_Written instruction:_ Output all lines exactly, with nothing added or dropped.

_Information supplied:_

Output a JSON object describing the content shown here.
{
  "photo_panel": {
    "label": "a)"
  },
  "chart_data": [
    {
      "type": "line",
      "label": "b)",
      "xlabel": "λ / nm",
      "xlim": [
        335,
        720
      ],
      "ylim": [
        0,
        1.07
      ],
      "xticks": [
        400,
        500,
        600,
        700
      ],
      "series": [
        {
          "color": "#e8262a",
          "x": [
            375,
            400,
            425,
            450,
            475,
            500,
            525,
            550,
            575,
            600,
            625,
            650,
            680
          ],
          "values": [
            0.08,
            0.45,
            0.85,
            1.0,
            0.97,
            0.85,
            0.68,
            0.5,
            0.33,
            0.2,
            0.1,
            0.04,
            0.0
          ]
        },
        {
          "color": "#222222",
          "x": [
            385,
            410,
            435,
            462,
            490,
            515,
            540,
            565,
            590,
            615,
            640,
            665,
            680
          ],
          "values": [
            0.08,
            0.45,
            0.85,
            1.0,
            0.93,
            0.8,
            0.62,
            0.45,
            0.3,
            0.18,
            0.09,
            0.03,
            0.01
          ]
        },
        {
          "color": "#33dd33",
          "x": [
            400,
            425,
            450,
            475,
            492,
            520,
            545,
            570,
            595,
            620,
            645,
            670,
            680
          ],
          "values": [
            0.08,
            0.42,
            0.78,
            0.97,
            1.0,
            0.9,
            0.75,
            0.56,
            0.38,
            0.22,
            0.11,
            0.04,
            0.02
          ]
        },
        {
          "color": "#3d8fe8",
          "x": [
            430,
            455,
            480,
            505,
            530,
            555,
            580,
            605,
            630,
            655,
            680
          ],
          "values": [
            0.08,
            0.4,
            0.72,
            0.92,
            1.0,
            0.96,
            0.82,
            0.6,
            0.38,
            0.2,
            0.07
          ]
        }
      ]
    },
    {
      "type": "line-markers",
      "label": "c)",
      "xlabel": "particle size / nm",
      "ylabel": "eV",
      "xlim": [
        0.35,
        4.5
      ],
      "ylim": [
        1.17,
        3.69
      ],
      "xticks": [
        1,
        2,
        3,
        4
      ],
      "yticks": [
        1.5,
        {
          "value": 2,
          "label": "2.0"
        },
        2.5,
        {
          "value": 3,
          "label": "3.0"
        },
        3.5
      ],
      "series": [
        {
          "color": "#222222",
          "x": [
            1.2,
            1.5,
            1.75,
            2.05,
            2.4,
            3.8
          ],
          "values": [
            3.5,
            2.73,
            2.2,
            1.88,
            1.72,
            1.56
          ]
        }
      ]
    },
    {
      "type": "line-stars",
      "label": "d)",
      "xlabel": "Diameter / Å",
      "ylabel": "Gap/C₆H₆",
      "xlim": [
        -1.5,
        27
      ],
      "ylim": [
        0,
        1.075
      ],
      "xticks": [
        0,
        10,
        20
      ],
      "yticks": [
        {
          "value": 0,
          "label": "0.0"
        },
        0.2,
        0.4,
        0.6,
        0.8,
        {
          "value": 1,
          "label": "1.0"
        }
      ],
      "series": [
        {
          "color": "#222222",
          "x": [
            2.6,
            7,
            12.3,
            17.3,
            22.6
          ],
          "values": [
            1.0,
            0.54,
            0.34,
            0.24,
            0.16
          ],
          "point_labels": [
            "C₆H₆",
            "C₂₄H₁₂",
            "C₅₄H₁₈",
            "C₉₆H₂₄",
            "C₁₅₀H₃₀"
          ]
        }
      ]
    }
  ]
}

_Expected answer:_
Output a JSON object describing the content shown here.
{
  "photo_panel": {
    "label": "a)"
  },
  "chart_data": [
    {
      "type": "line",
      "label": "b)",
      "xlabel": "λ / nm",
      "xlim": [
        335,
        720
      ],
      "ylim": [
        0,
        1.07
      ],
      "xticks": [
        400,
        500,
        600,
        700
      ],
      "series": [
        {
          "color": "#e8262a",
          "x": [
            375,
            400,
            425,
            450,
            475,
            500,
            525,
            550,
            575,
            600,
            625,
            650,
            680
          ],
          "values": [
            0.08,
            0.45,
            0.85,
            1.0,
            0.97,
            0.85,
            0.68,
            0.5,
            0.33,
            0.2,
            0.1,
            0.04,
            0.0
          ]
        },
        {
          "color": "#222222",
          "x": [
            385,
            410,
            435,
            462,
            490,
            515,
            540,
            565,
            590,
            615,
            640,
            665,
            680
          ],
          "values": [
            0.08,
            0.45,
            0.85,
            1.0,
            0.93,
            0.8,
            0.62,
            0.45,
            0.3,
            0.18,
            0.09,
            0.03,
            0.01
          ]
        },
        {
          "color": "#33dd33",
          "x": [
            400,
            425,
            450,
            475,
            492,
            520,
            545,
            570,
            595,
            620,
            645,
            670,
            680
          ],
          "values": [
            0.08,
            0.42,
            0.78,
            0.97,
            1.0,
            0.9,
            0.75,
            0.56,
            0.38,
            0.22,
            0.11,
            0.04,
            0.02
          ]
        },
        {
          "color": "#3d8fe8",
          "x": [
            430,
            455,
            480,
            505,
            530,
            555,
            580,
            605,
            630,
            655,
            680
          ],
          "values": [
            0.08,
            0.4,
            0.72,
            0.92,
            1.0,
            0.96,
            0.82,
            0.6,
            0.38,
            0.2,
            0.07
          ]
        }
      ]
    },
    {
      "type": "line-markers",
      "label": "c)",
      "xlabel": "particle size / nm",
      "ylabel": "eV",
      "xlim": [
        0.35,
        4.5
      ],
      "ylim": [
        1.17,
        3.69
      ],
      "xticks": [
        1,
        2,
        3,
        4
      ],
      "yticks": [
        1.5,
        {
          "value": 2,
          "label": "2.0"
        },
        2.5,
        {
          "value": 3,
          "label": "3.0"
        },
        3.5
      ],
      "series": [
        {
          "color": "#222222",
          "x": [
            1.2,
            1.5,
            1.75,
            2.05,
            2.4,
            3.8
          ],
          "values": [
            3.5,
            2.73,
            2.2,
            1.88,
            1.72,
            1.56
          ]
        }
      ]
    },
    {
      "type": "line-stars",
      "label": "d)",
      "xlabel": "Diameter / Å",
      "ylabel": "Gap/C₆H₆",
      "xlim": [
        -1.5,
        27
      ],
      "ylim": [
        0,
        1.075
      ],
      "xticks": [
        0,
        10,
        20
      ],
      "yticks": [
        {
          "value": 0,
          "label": "0.0"
        },
        0.2,
        0.4,
        0.6,
        0.8,
        {
          "value": 1,
          "label": "1.0"
        }
      ],
      "series": [
        {
          "color": "#222222",
          "x": [
            2.6,
            7,
            12.3,
            17.3,
            22.6
          ],
          "values": [
            1.0,
            0.54,
            0.34,
            0.24,
            0.16
          ],
          "point_labels": [
            "C₆H₆",
            "C₂₄H₁₂",
            "C₅₄H₁₈",
            "C₉₆H₂₄",
            "C₁₅₀H₃₀"
          ]
        }
      ]
    }
  ]
}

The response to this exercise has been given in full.